EXTRAIT RETENU
################

Lors du conseil des ministres, mardi, le président tchadien Idriss Deby Itno a demandé au gouvernement “de négocier la convention de 1998 avec le consortium pétrolier pour lui permettre d’entrer dans la production pour mieux en profiter”, indique un communiqué publié mercredi.

Il a aussi demandé au gouvernement de “traiter de façon diligente de certaines questions fiscales pendantes avec le consortium pour permettre au Tchad de disposer de toutes ses ressources nécessaires aux financements de ses projets de développement et de réduction de la pauvreté”, poursuit le texte.

Contacté par l’AFP, le consortium n’a pas souhaité faire de commentaire.

################

DONNÉES D'ENTRÉE
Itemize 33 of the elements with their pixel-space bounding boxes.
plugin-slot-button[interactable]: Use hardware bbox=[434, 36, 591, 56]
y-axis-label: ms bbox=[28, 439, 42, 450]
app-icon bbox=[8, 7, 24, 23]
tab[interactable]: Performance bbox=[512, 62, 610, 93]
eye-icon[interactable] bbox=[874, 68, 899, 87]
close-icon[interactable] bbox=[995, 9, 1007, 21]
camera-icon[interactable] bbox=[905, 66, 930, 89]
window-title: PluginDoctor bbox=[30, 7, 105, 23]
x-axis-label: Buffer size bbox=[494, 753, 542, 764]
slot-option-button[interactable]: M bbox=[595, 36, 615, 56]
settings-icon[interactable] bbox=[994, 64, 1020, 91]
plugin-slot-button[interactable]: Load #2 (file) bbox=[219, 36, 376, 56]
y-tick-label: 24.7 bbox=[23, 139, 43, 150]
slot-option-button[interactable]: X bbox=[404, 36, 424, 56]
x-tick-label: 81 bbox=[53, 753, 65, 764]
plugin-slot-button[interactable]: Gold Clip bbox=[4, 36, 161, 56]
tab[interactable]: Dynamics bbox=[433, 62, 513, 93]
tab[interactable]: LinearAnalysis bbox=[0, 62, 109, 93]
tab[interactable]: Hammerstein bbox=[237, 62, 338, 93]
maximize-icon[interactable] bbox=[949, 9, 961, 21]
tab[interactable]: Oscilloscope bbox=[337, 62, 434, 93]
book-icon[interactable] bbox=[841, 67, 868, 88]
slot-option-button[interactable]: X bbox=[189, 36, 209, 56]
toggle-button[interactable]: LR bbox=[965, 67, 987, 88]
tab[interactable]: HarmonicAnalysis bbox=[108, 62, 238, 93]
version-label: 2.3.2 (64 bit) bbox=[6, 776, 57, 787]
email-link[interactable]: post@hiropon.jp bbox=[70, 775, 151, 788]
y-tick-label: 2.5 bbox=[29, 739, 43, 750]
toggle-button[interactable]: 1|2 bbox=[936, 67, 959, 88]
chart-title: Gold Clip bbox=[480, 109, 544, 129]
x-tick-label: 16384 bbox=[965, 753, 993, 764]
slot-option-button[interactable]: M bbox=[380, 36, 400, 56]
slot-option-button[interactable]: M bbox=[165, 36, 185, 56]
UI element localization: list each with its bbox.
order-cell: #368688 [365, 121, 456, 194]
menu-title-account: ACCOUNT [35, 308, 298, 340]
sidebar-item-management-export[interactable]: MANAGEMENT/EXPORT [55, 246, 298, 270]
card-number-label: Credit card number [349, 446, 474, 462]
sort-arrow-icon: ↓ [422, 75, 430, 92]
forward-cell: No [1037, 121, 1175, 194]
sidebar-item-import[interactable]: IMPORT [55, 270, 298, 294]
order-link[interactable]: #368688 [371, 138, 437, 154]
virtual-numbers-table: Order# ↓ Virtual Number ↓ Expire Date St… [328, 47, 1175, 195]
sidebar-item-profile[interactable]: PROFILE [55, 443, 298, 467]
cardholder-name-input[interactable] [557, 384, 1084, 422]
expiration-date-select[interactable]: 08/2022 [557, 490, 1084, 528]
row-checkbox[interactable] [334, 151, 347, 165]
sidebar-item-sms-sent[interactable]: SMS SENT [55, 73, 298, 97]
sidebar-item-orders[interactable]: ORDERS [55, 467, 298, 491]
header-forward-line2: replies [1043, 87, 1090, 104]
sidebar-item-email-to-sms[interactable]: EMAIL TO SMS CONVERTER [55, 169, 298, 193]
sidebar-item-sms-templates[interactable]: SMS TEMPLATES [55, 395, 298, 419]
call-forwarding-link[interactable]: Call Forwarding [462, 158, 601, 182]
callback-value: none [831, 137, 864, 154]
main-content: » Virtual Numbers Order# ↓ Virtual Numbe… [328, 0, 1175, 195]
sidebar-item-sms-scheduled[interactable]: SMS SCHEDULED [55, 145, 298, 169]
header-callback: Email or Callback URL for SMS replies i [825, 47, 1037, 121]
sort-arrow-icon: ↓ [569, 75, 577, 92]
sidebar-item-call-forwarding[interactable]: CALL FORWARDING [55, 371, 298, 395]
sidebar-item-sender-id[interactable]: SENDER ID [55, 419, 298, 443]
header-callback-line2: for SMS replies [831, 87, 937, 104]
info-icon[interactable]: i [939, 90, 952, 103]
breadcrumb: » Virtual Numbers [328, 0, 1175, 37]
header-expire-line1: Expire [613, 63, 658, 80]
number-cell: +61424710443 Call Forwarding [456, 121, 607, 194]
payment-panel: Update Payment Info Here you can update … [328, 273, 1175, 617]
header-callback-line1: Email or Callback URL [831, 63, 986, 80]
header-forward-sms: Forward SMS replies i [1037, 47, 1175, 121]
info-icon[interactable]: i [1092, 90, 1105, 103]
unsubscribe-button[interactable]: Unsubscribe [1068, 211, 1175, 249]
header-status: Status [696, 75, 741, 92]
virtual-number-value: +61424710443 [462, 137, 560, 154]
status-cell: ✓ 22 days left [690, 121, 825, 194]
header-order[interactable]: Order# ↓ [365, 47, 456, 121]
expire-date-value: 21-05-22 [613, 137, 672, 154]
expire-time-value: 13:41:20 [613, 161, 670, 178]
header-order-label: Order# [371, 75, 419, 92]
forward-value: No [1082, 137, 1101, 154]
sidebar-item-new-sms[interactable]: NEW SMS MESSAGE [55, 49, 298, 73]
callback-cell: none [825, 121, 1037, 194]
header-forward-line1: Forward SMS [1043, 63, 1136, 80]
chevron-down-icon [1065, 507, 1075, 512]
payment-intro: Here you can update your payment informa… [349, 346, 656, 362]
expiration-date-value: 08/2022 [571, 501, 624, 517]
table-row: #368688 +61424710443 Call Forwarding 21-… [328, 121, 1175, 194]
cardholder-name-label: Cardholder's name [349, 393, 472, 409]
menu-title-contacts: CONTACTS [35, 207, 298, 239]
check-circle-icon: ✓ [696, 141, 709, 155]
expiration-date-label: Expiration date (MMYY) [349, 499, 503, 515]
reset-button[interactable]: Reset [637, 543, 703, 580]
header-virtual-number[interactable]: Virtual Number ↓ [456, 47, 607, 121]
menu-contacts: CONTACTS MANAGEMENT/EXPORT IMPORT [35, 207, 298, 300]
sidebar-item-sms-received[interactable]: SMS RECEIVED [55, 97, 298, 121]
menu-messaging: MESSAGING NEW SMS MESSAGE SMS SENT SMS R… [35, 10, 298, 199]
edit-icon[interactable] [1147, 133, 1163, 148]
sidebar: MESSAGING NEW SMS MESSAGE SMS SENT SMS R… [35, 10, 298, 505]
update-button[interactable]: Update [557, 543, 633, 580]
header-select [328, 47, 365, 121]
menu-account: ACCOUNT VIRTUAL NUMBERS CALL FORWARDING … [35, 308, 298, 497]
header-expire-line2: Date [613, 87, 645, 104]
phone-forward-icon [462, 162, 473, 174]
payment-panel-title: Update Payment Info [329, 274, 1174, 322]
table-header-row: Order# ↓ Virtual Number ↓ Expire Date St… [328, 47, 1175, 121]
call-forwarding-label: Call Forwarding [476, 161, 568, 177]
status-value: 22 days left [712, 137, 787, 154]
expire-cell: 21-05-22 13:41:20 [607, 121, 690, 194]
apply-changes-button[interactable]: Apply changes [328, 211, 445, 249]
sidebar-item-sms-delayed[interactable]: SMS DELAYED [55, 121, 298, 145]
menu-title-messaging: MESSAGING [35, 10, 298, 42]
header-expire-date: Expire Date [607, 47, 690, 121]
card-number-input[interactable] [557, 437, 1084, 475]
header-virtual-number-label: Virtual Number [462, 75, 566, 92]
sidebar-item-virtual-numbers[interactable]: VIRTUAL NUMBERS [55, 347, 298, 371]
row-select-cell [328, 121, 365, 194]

################

TÂCHES À RÉALISER
**A.** Répondez à ces questions sur l'extrait :
(i) Quel jour s'est tenu le conseil des ministres ?
(ii) Quelle convention le président demande-t-il au gouvernement de négocier ?
(iii) Quelle a été la réaction du consortium contacté par l'AFP ?
**B.** Dans la partie des entrées qui va du début jusqu'à la ligne contenant « x-tick-label: 16384 bbox=[965, 753, 993, 764] », celle-ci comprise, substituez « plugin-button » à « plugin-slot-button ». Redonnez uniquement ces lignes, sans rien y changer d'autre.
L'extrait et les entrées proviennent de sources distinctes.

RÉPONSES AUX TÂCHES
**A.**
(i) Mardi.
(ii) La convention de 1998 avec le consortium pétrolier.
(iii) Il n'a pas souhaité faire de commentaire.

**B.**
Itemize 33 of the elements with their pixel-space bounding boxes.
plugin-button[interactable]: Use hardware bbox=[434, 36, 591, 56]
y-axis-label: ms bbox=[28, 439, 42, 450]
app-icon bbox=[8, 7, 24, 23]
tab[interactable]: Performance bbox=[512, 62, 610, 93]
eye-icon[interactable] bbox=[874, 68, 899, 87]
close-icon[interactable] bbox=[995, 9, 1007, 21]
camera-icon[interactable] bbox=[905, 66, 930, 89]
window-title: PluginDoctor bbox=[30, 7, 105, 23]
x-axis-label: Buffer size bbox=[494, 753, 542, 764]
slot-option-button[interactable]: M bbox=[595, 36, 615, 56]
settings-icon[interactable] bbox=[994, 64, 1020, 91]
plugin-button[interactable]: Load #2 (file) bbox=[219, 36, 376, 56]
y-tick-label: 24.7 bbox=[23, 139, 43, 150]
slot-option-button[interactable]: X bbox=[404, 36, 424, 56]
x-tick-label: 81 bbox=[53, 753, 65, 764]
plugin-button[interactable]: Gold Clip bbox=[4, 36, 161, 56]
tab[interactable]: Dynamics bbox=[433, 62, 513, 93]
tab[interactable]: LinearAnalysis bbox=[0, 62, 109, 93]
tab[interactable]: Hammerstein bbox=[237, 62, 338, 93]
maximize-icon[interactable] bbox=[949, 9, 961, 21]
tab[interactable]: Oscilloscope bbox=[337, 62, 434, 93]
book-icon[interactable] bbox=[841, 67, 868, 88]
slot-option-button[interactable]: X bbox=[189, 36, 209, 56]
toggle-button[interactable]: LR bbox=[965, 67, 987, 88]
tab[interactable]: HarmonicAnalysis bbox=[108, 62, 238, 93]
version-label: 2.3.2 (64 bit) bbox=[6, 776, 57, 787]
email-link[interactable]: post@hiropon.jp bbox=[70, 775, 151, 788]
y-tick-label: 2.5 bbox=[29, 739, 43, 750]
toggle-button[interactable]: 1|2 bbox=[936, 67, 959, 88]
chart-title: Gold Clip bbox=[480, 109, 544, 129]
x-tick-label: 16384 bbox=[965, 753, 993, 764]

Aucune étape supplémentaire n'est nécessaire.